Recorded data
— Begin —
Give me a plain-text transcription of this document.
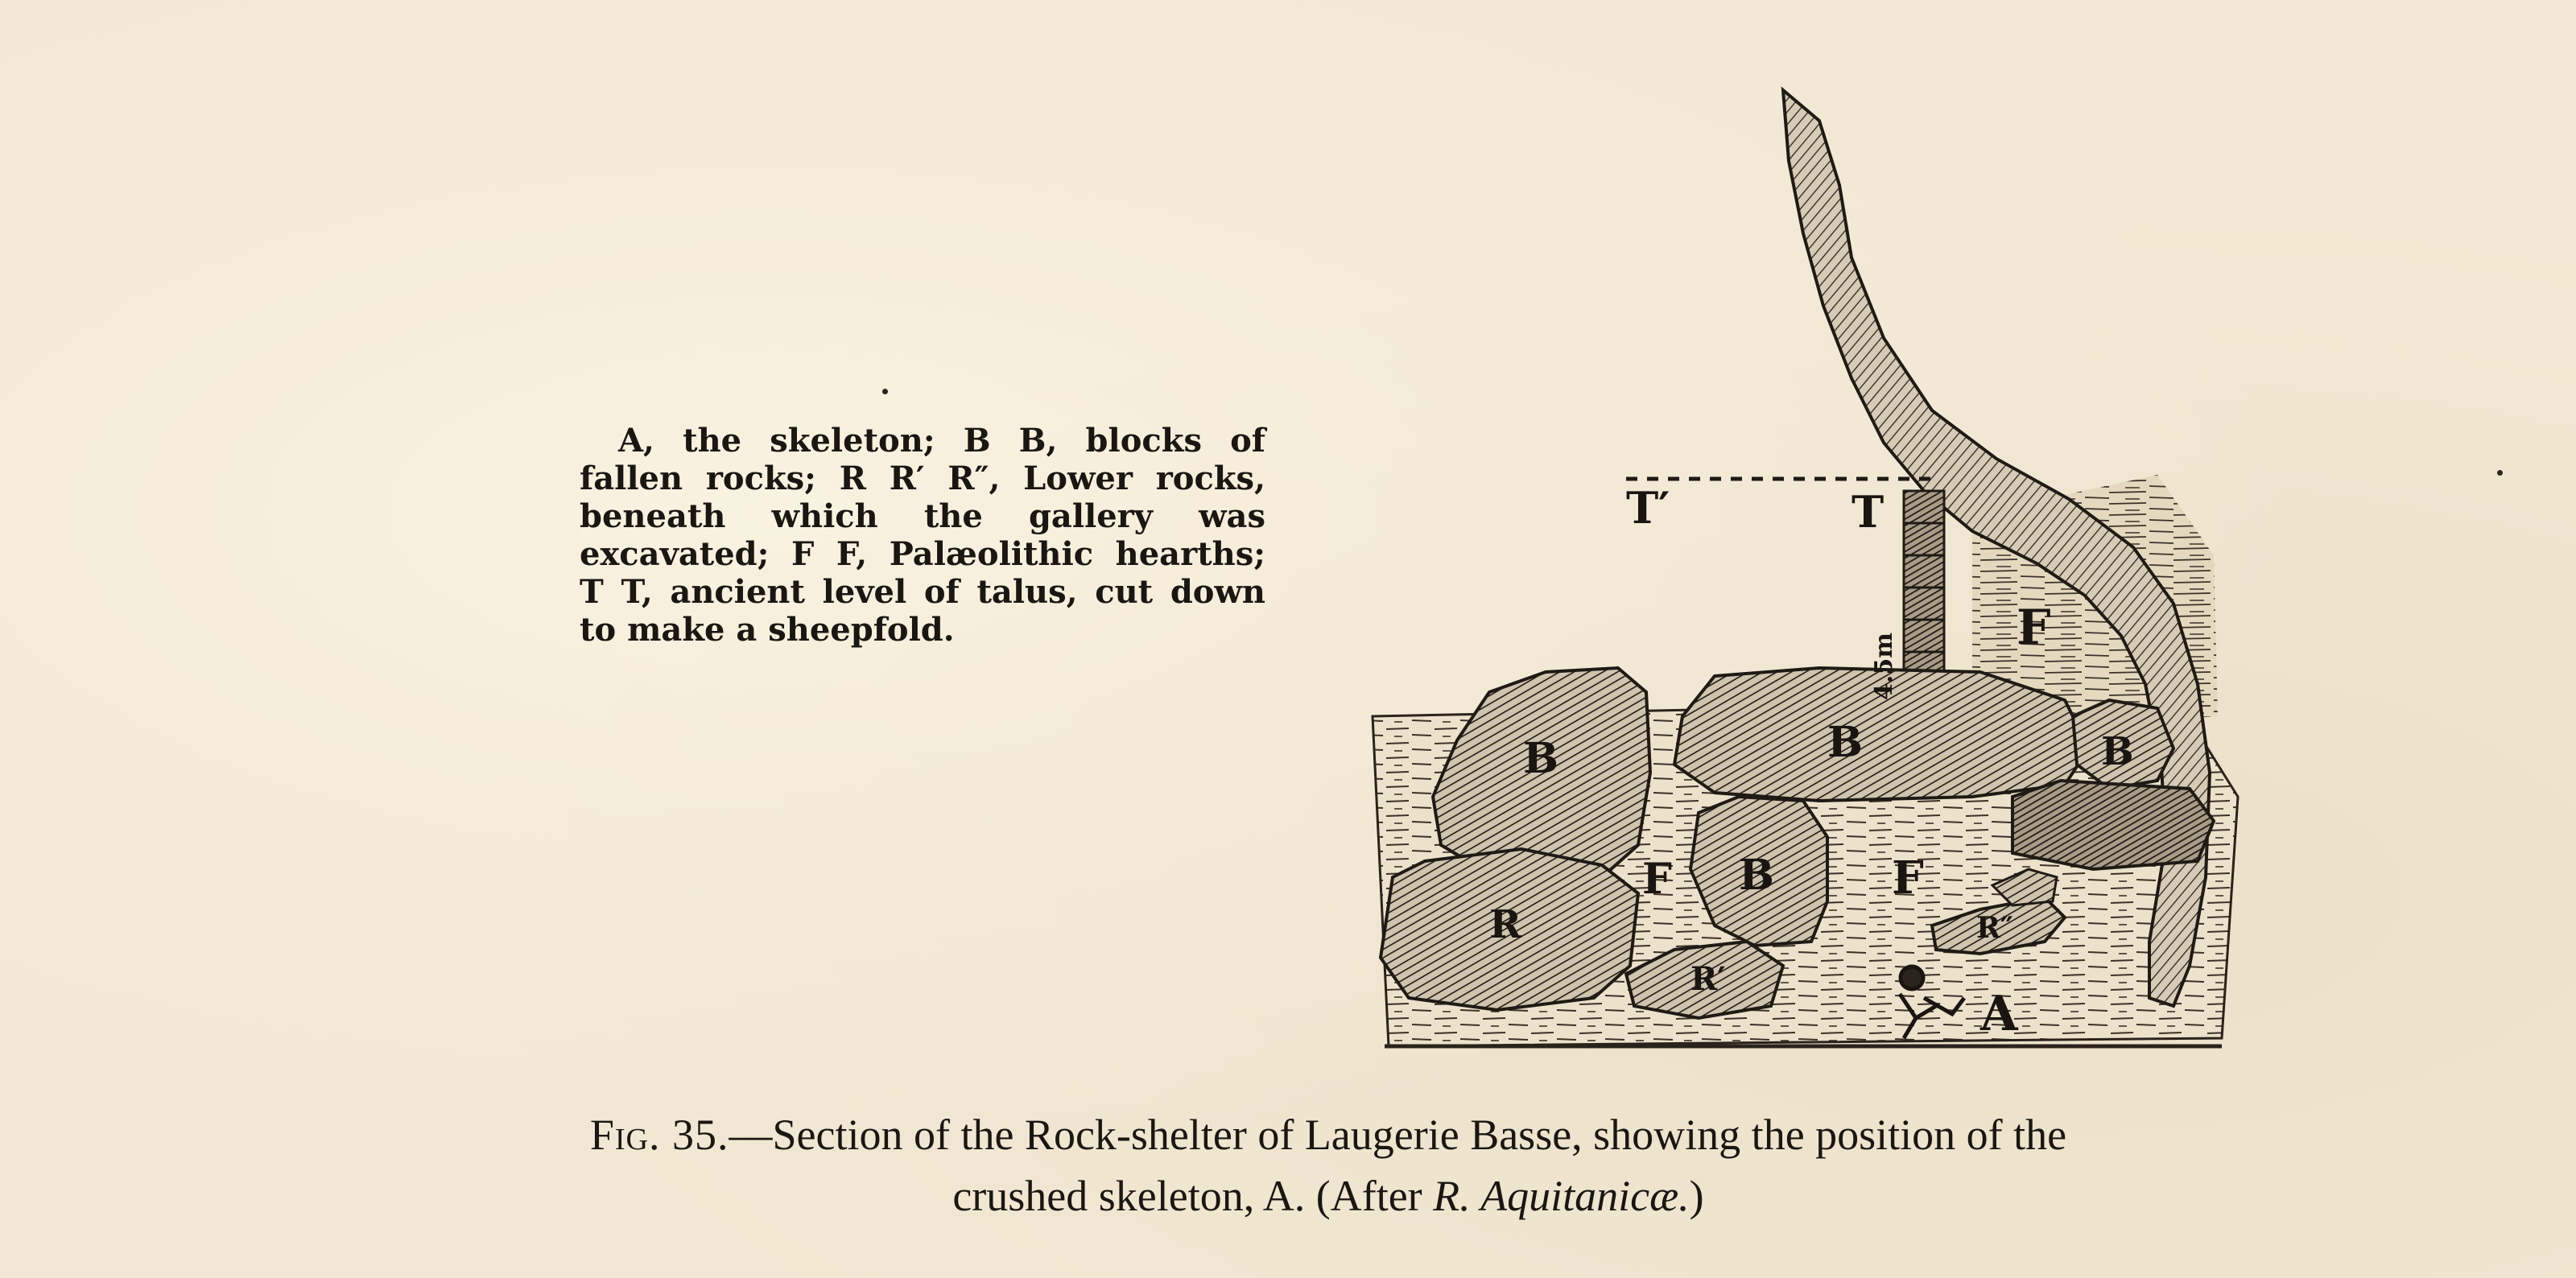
A, the skeleton; B B, blocks of
fallen rocks; R R′ R″, Lower rocks,
beneath which the gallery was
excavated; F F, Palæolithic hearths;
T T, ancient level of talus, cut down
to make a sheepfold.
T′	T
4.5m
F
B	B	B
B
F	F
R
R′
R″
A
Fig. 35.—Section of the Rock-shelter of Laugerie Basse, showing the position of the
crushed skeleton, A. (After R. Aquitanicæ.)
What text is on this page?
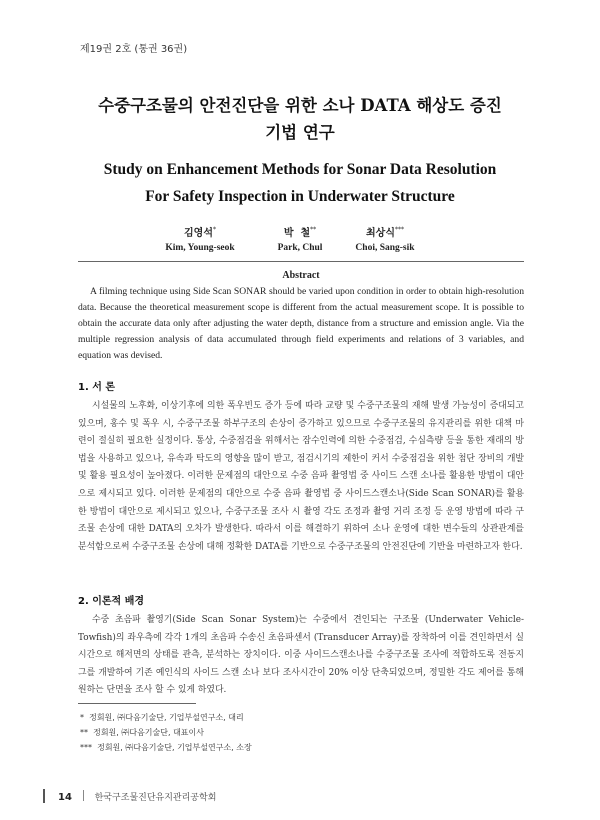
제19권 2호 (통권 36권)
수중구조물의 안전진단을 위한 소나 DATA 해상도 증진
기법 연구
Study on Enhancement Methods for Sonar Data Resolution
For Safety Inspection in Underwater Structure
김영석*
Kim, Young-seok
박  철**
Park, Chul
최상식***
Choi, Sang-sik
Abstract
A filming technique using Side Scan SONAR should be varied upon condition in order to obtain high-resolution data. Because the theoretical measurement scope is different from the actual measurement scope. It is possible to obtain the accurate data only after adjusting the water depth, distance from a structure and emission angle. Via the multiple regression analysis of data accumulated through field experiments and relations of 3 variables, and equation was devised.
1. 서 론
시설물의 노후화, 이상기후에 의한 폭우빈도 증가 등에 따라 교량 및 수중구조물의 재해 발생 가능성이 증대되고 있으며, 홍수 및 폭우 시, 수중구조물 하부구조의 손상이 증가하고 있으므로 수중구조물의 유지관리를 위한 대책 마련이 절실히 필요한 실정이다. 통상, 수중점검을 위해서는 잠수인력에 의한 수중점검, 수심측량 등을 통한 재래의 방법을 사용하고 있으나, 유속과 탁도의 영향을 많이 받고, 점검시기의 제한이 커서 수중점검을 위한 첨단 장비의 개발 및 활용 필요성이 높아졌다. 이러한 문제점의 대안으로 수중 음파 촬영법 중 사이드 스캔 소나를 활용한 방법이 대안으로 제시되고 있다. 이러한 문제점의 대안으로 수중 음파 촬영법 중 사이드스캔소나(Side Scan SONAR)를 활용한 방법이 대안으로 제시되고 있으나, 수중구조물 조사 시 촬영 각도 조정과 촬영 거리 조정 등 운영 방법에 따라 구조물 손상에 대한 DATA의 오차가 발생한다. 따라서 이를 해결하기 위하여 소나 운영에 대한 변수들의 상관관계를 분석함으로써 수중구조물 손상에 대해 정확한 DATA를 기반으로 수중구조물의 안전진단에 기반을 마련하고자 한다.
2. 이론적 배경
수중 초음파 촬영기(Side Scan Sonar System)는 수중에서 견인되는 구조물 (Underwater Vehicle-Towfish)의 좌우측에 각각 1개의 초음파 수송신 초음파센서 (Transducer Array)를 장착하여 이를 견인하면서 실시간으로 해저면의 상태를 관측, 분석하는 장치이다. 이중 사이드스캔소나를 수중구조물 조사에 적합하도록 전동지그를 개발하여 기존 예인식의 사이드 스캔 소나 보다 조사시간이 20% 이상 단축되었으며, 정밀한 각도 제어를 통해 원하는 단면을 조사 할 수 있게 하였다.
*  정회원, ㈜다음기술단, 기업부설연구소, 대리
**  정회원, ㈜다음기술단, 대표이사
***  정회원, ㈜다음기술단, 기업부설연구소, 소장
14	한국구조물진단유지관리공학회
— End —
» **WHAT TO PRODUCE**: Where a line above includes "skeleton", copy that line.

» **SOLUTION FOR THIS TASK**:
A, the skeleton; B B, blocks of
crushed skeleton, A. (After R. Aquitanicæ.)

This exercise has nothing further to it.